> Extracted records:

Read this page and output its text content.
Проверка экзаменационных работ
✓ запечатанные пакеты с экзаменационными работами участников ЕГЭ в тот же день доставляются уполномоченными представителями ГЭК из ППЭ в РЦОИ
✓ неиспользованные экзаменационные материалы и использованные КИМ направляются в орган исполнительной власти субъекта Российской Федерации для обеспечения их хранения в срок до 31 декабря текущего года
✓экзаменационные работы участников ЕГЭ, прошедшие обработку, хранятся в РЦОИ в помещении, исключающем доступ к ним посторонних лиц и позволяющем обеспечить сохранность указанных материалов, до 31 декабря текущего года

> What you are asked to do:
Reproduce the entries above in full, verbatim.

> Problem solution:
Read this page and output its text content.
Проверка экзаменационных работ
✓ запечатанные пакеты с экзаменационными работами участников ЕГЭ в тот же день доставляются уполномоченными представителями ГЭК из ППЭ в РЦОИ
✓ неиспользованные экзаменационные материалы и использованные КИМ направляются в орган исполнительной власти субъекта Российской Федерации для обеспечения их хранения в срок до 31 декабря текущего года
✓экзаменационные работы участников ЕГЭ, прошедшие обработку, хранятся в РЦОИ в помещении, исключающем доступ к ним посторонних лиц и позволяющем обеспечить сохранность указанных материалов, до 31 декабря текущего года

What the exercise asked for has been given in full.